* EXERCISE PROMPT *
Check each line below for the word "nach" and give the number of lines that have it, nothing more.

* RECORDS SUPPLIED *
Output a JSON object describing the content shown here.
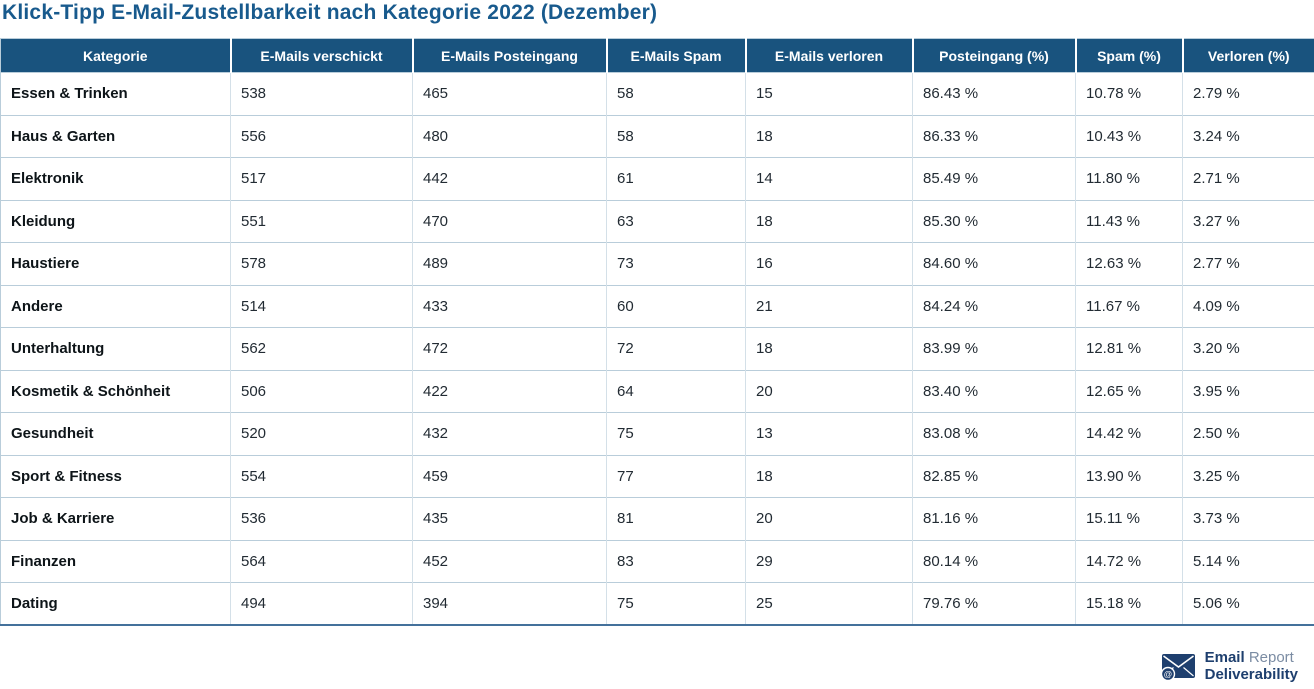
{
  "title": "Klick-Tipp E-Mail-Zustellbarkeit nach Kategorie 2022 (Dezember)",
  "colors": {
    "header_bg": "#19537E",
    "title": "#185A8D",
    "brand": "#1E3F6E"
  },
  "footer": {
    "brand_bold": "Email",
    "brand_light": "Report",
    "brand_line2": "Deliverability",
    "icon": "envelope-at-icon"
  },
  "chart_data": {
    "type": "table",
    "title": "Klick-Tipp E-Mail-Zustellbarkeit nach Kategorie 2022 (Dezember)",
    "columns": [
      "Kategorie",
      "E-Mails verschickt",
      "E-Mails Posteingang",
      "E-Mails Spam",
      "E-Mails verloren",
      "Posteingang (%)",
      "Spam (%)",
      "Verloren (%)"
    ],
    "rows": [
      [
        "Essen & Trinken",
        "538",
        "465",
        "58",
        "15",
        "86.43 %",
        "10.78 %",
        "2.79 %"
      ],
      [
        "Haus & Garten",
        "556",
        "480",
        "58",
        "18",
        "86.33 %",
        "10.43 %",
        "3.24 %"
      ],
      [
        "Elektronik",
        "517",
        "442",
        "61",
        "14",
        "85.49 %",
        "11.80 %",
        "2.71 %"
      ],
      [
        "Kleidung",
        "551",
        "470",
        "63",
        "18",
        "85.30 %",
        "11.43 %",
        "3.27 %"
      ],
      [
        "Haustiere",
        "578",
        "489",
        "73",
        "16",
        "84.60 %",
        "12.63 %",
        "2.77 %"
      ],
      [
        "Andere",
        "514",
        "433",
        "60",
        "21",
        "84.24 %",
        "11.67 %",
        "4.09 %"
      ],
      [
        "Unterhaltung",
        "562",
        "472",
        "72",
        "18",
        "83.99 %",
        "12.81 %",
        "3.20 %"
      ],
      [
        "Kosmetik & Schönheit",
        "506",
        "422",
        "64",
        "20",
        "83.40 %",
        "12.65 %",
        "3.95 %"
      ],
      [
        "Gesundheit",
        "520",
        "432",
        "75",
        "13",
        "83.08 %",
        "14.42 %",
        "2.50 %"
      ],
      [
        "Sport & Fitness",
        "554",
        "459",
        "77",
        "18",
        "82.85 %",
        "13.90 %",
        "3.25 %"
      ],
      [
        "Job & Karriere",
        "536",
        "435",
        "81",
        "20",
        "81.16 %",
        "15.11 %",
        "3.73 %"
      ],
      [
        "Finanzen",
        "564",
        "452",
        "83",
        "29",
        "80.14 %",
        "14.72 %",
        "5.14 %"
      ],
      [
        "Dating",
        "494",
        "394",
        "75",
        "25",
        "79.76 %",
        "15.18 %",
        "5.06 %"
      ]
    ]
  }
}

* CORRECT OUTPUT *
2